• [EXERCISE INSTRUCTIONS]: Consider the data that follows and state how many lines contain the string "Version", using the number alone.

(Saved entries)
######
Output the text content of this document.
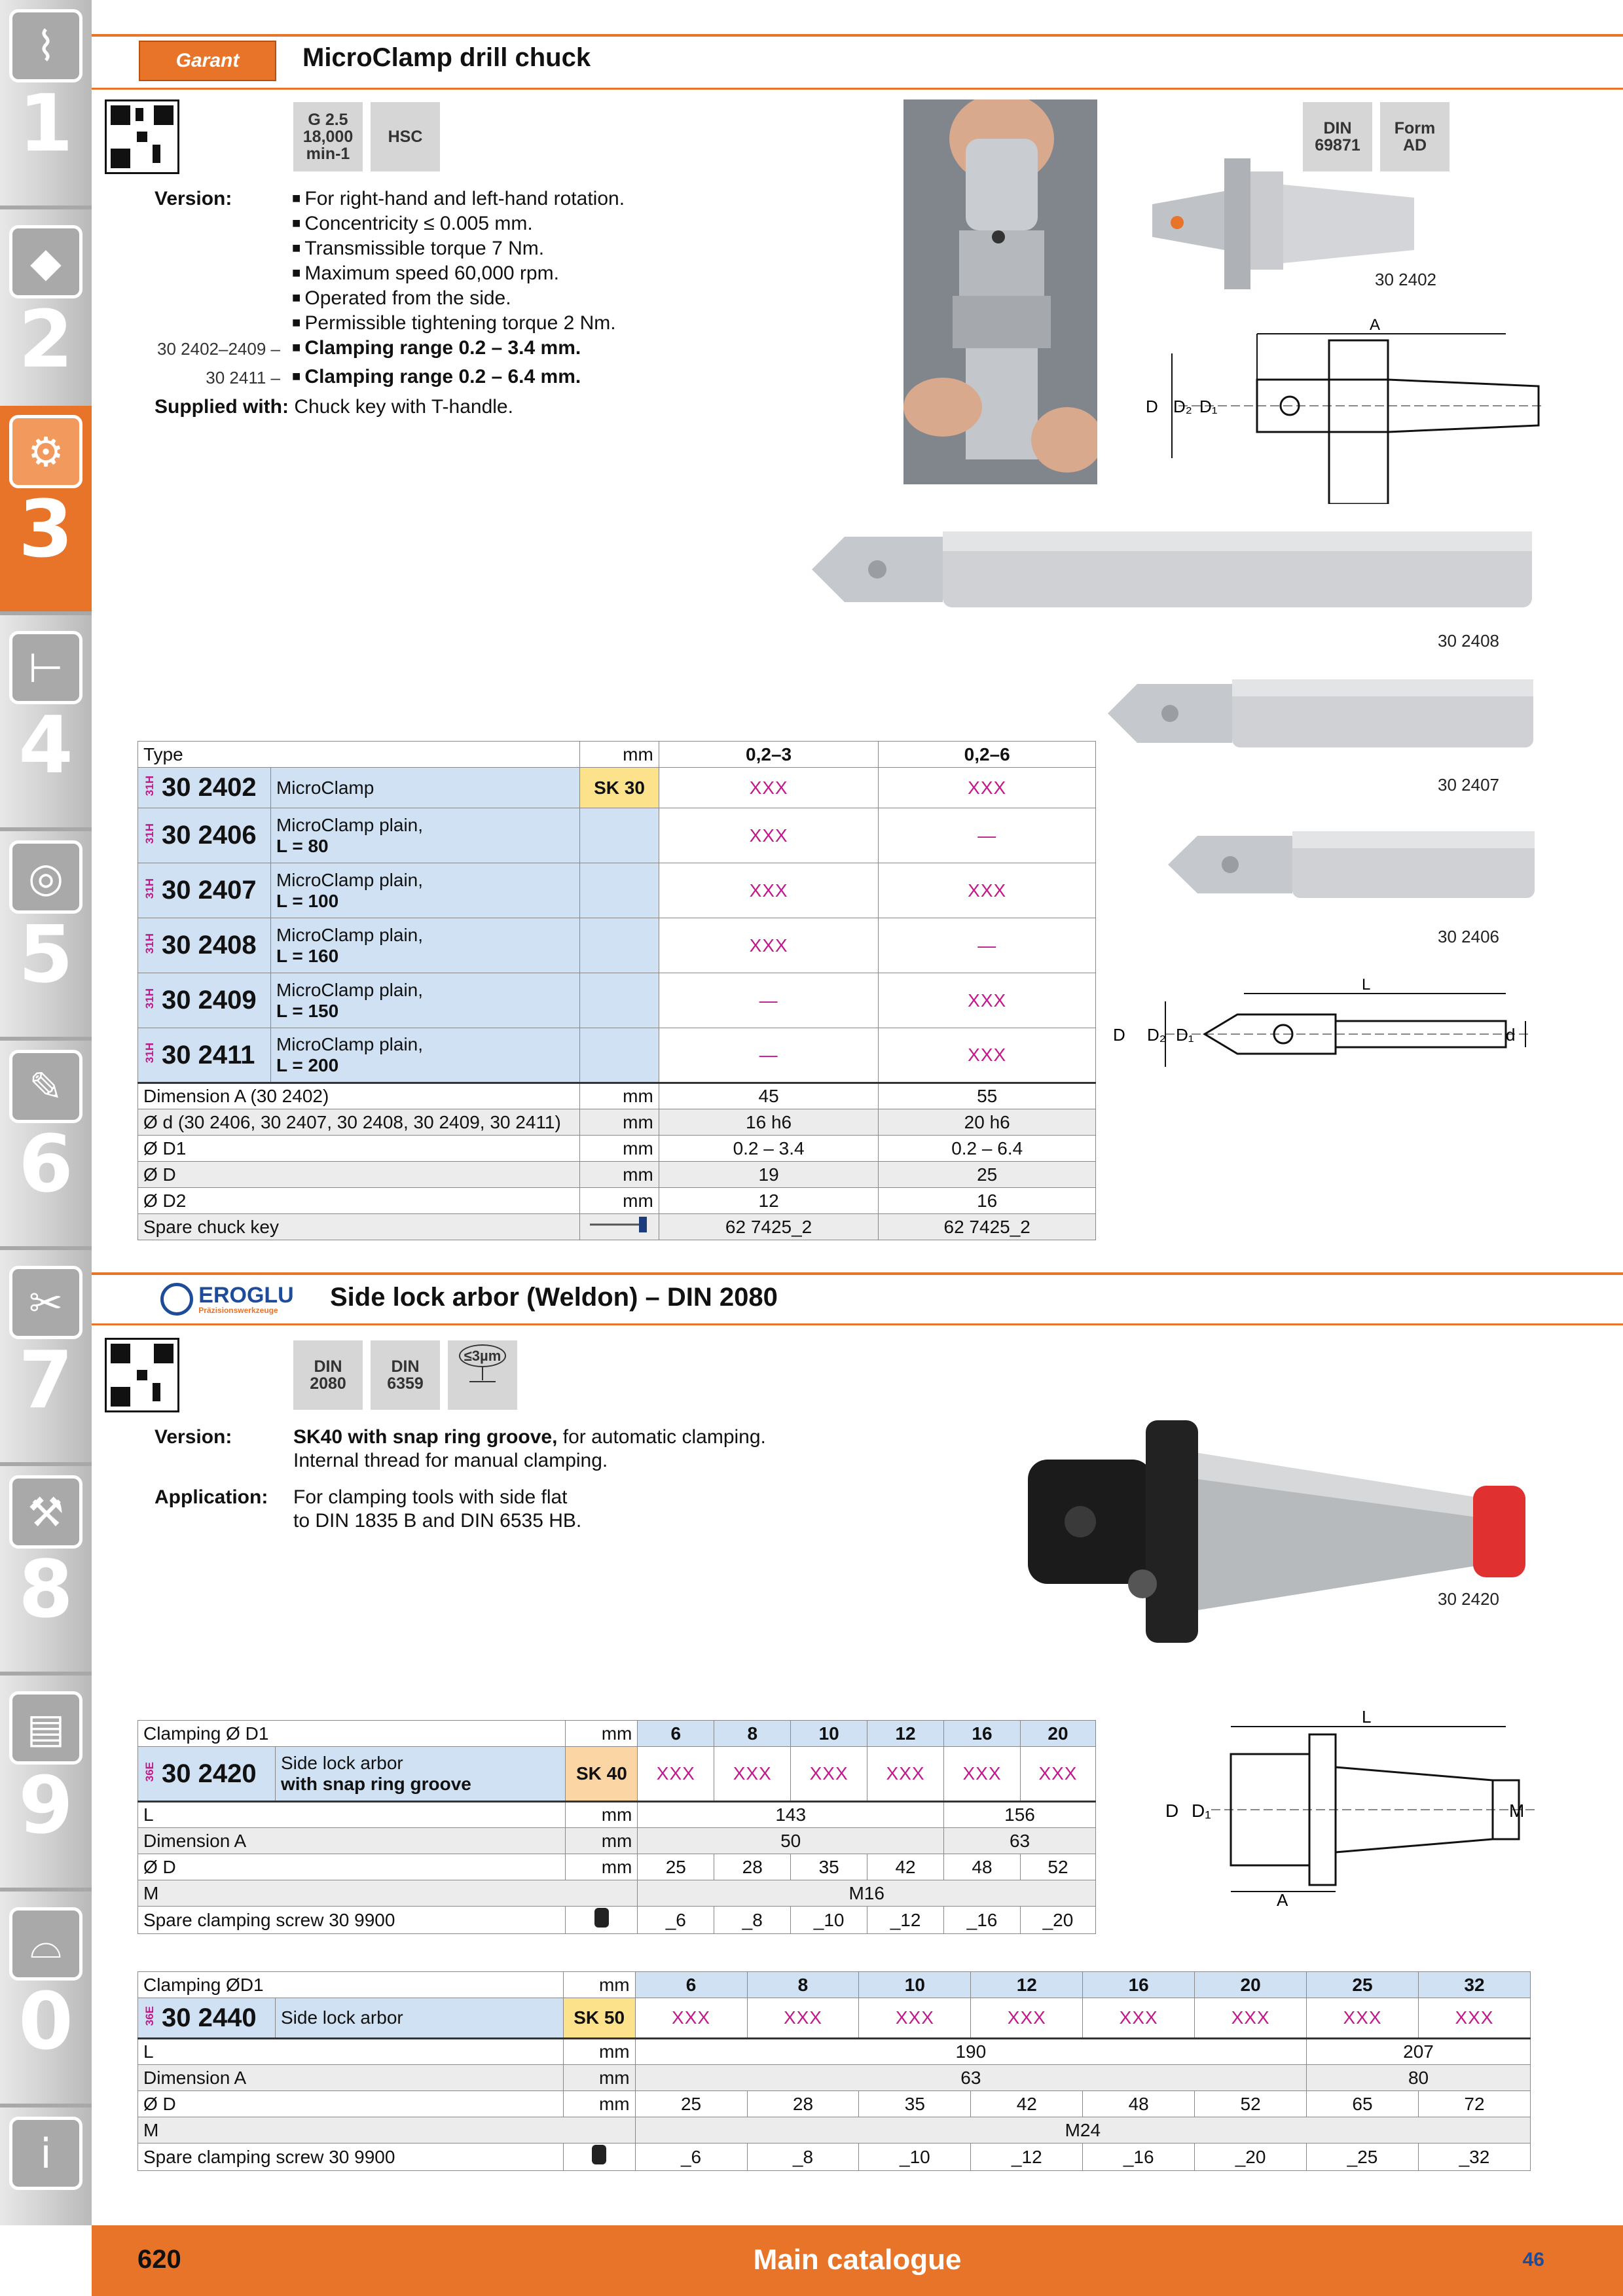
⌇
1
◆
2
⚙
3
⊢
4
◎
5
✎
6
✂
7
⚒
8
▤
9
⌓
0
i
Garant MicroClamp drill chuck
G 2.5
18,000
min-1
HSC	DIN
69871
Form
AD
Version:	■ For right-hand and left-hand rotation.
■ Concentricity ≤ 0.005 mm.
■ Transmissible torque 7 Nm.
■ Maximum speed 60,000 rpm.
■ Operated from the side.
■ Permissible tightening torque 2 Nm.
30 2402–2409 –	■ Clamping range 0.2 – 3.4 mm.
30 2411 –	■ Clamping range 0.2 – 6.4 mm.
Supplied with: Chuck key with T-handle.
30 2402
A
D D₂ D₁
30 2408
30 2407
30 2406
L
D D₂ D₁	d
Type		mm	0,2–3	0,2–6
31H 30 2402	MicroClamp	SK 30	XXX	XXX
31H 30 2406	MicroClamp plain,
L = 80		XXX	—
31H 30 2407	MicroClamp plain,
L = 100		XXX	XXX
31H 30 2408	MicroClamp plain,
L = 160		XXX	—
31H 30 2409	MicroClamp plain,
L = 150		—	XXX
31H 30 2411	MicroClamp plain,
L = 200		—	XXX
Dimension A (30 2402)		mm	45	55
Ø d (30 2406, 30 2407, 30 2408, 30 2409, 30 2411)		mm	16 h6	20 h6
Ø D1		mm	0.2 – 3.4	0.2 – 6.4
Ø D		mm	19	25
Ø D2		mm	12	16
Spare chuck key			62 7425_2	62 7425_2
EROGLU
Präzisionswerkzeuge	Side lock arbor (Weldon) – DIN 2080
DIN
2080
DIN
6359
≤3µm
Version:	SK40 with snap ring groove, for automatic clamping.
Internal thread for manual clamping.
Application: For clamping tools with side flat
to DIN 1835 B and DIN 6535 HB.
30 2420
L
A
D D₁	M
Clamping Ø D1		mm	6	8	10	12	16	20
36E 30 2420	Side lock arbor
with snap ring groove	SK 40	XXX	XXX	XXX	XXX	XXX	XXX
L		mm	143				156	
Dimension A		mm	50				63	
Ø D		mm	25	28	35	42	48	52
M			M16					
Spare clamping screw 30 9900			_6	_8	_10	_12	_16	_20
Clamping ØD1		mm	6	8	10	12	16	20	25	32
36E 30 2440	Side lock arbor	SK 50	XXX	XXX	XXX	XXX	XXX	XXX	XXX	XXX
L		mm	190						207	
Dimension A		mm	63						80	
Ø D		mm	25	28	35	42	48	52	65	72
M			M24							
Spare clamping screw 30 9900			_6	_8	_10	_12	_16	_20	_25	_32
620	Main catalogue	46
######
• [REPLY TO THE TASK]: 2